(begin)
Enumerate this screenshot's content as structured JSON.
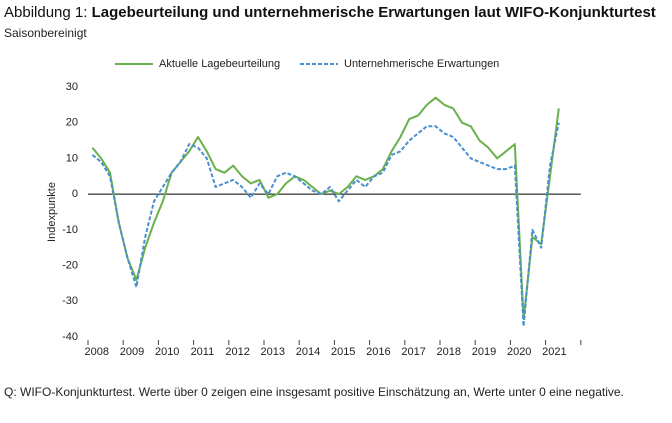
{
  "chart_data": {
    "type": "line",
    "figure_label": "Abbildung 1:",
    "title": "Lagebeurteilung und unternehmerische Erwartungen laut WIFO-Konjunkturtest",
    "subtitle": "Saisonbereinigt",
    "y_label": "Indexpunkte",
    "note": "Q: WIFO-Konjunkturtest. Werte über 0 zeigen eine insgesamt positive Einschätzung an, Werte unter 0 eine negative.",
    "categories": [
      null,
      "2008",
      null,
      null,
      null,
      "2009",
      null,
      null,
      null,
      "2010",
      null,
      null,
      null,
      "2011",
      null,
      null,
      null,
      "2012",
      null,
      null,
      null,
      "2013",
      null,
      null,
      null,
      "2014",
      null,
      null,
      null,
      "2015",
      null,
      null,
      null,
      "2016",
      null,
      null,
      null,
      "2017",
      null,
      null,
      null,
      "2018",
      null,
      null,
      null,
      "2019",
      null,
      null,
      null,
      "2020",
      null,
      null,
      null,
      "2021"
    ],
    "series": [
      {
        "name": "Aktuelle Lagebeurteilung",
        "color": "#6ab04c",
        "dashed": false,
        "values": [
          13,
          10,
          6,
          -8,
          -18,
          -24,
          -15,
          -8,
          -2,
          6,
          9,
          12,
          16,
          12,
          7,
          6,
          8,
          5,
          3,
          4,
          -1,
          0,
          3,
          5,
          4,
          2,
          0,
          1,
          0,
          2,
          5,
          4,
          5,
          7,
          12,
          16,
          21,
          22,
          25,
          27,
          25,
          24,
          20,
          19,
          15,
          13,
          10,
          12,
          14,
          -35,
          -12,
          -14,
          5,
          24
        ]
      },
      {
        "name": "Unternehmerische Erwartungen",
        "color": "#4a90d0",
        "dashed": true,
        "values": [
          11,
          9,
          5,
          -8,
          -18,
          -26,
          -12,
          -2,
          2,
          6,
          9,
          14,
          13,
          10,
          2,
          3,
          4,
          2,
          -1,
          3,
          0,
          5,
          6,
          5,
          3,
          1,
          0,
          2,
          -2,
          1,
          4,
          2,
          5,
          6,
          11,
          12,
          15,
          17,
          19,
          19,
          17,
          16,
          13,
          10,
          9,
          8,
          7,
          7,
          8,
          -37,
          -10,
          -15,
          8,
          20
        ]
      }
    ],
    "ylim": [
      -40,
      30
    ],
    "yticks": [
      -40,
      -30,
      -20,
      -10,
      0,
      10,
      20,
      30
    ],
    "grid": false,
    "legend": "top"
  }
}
(end)
(begin)
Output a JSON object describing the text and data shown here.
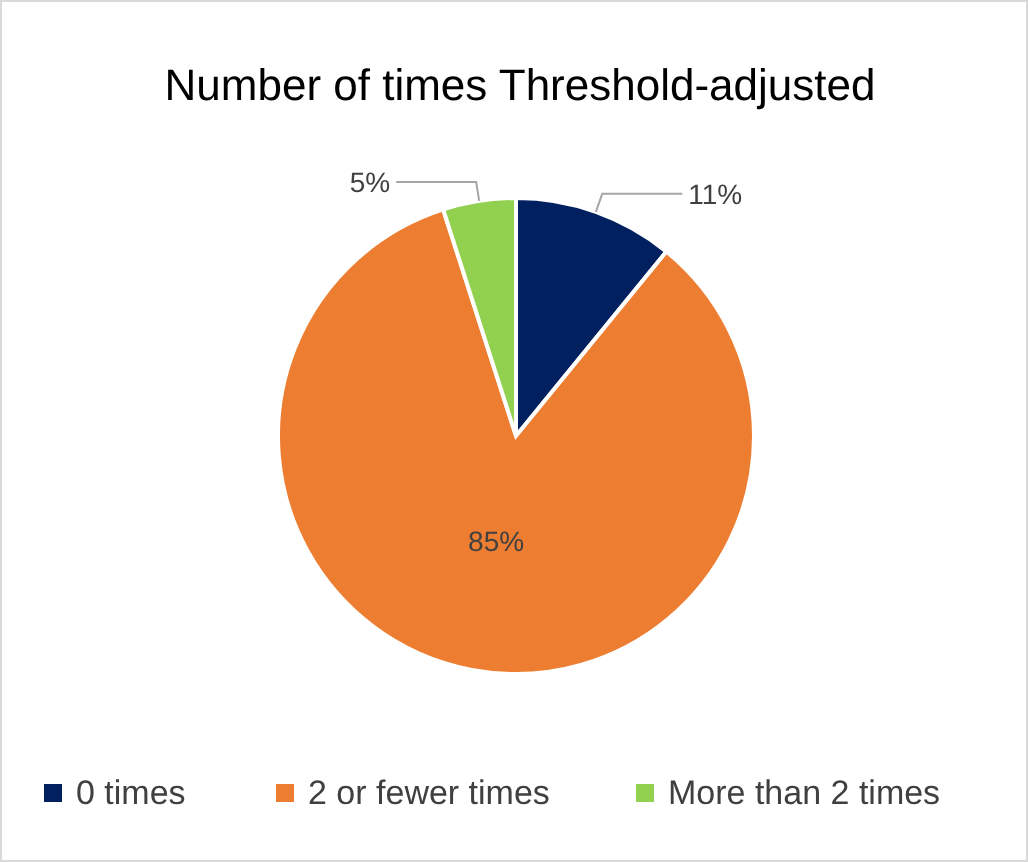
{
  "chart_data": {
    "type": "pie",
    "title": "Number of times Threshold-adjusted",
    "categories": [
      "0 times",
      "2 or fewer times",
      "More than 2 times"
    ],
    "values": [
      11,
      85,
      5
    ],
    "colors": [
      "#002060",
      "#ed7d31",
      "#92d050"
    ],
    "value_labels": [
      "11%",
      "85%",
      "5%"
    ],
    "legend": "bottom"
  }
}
(end)
**What to do**
Where a line in the entries holds the word "name", copy that line.

**Problem solution**
        "name": "Aktuelle Lagebeurteilung",
        "name": "Unternehmerische Erwartungen",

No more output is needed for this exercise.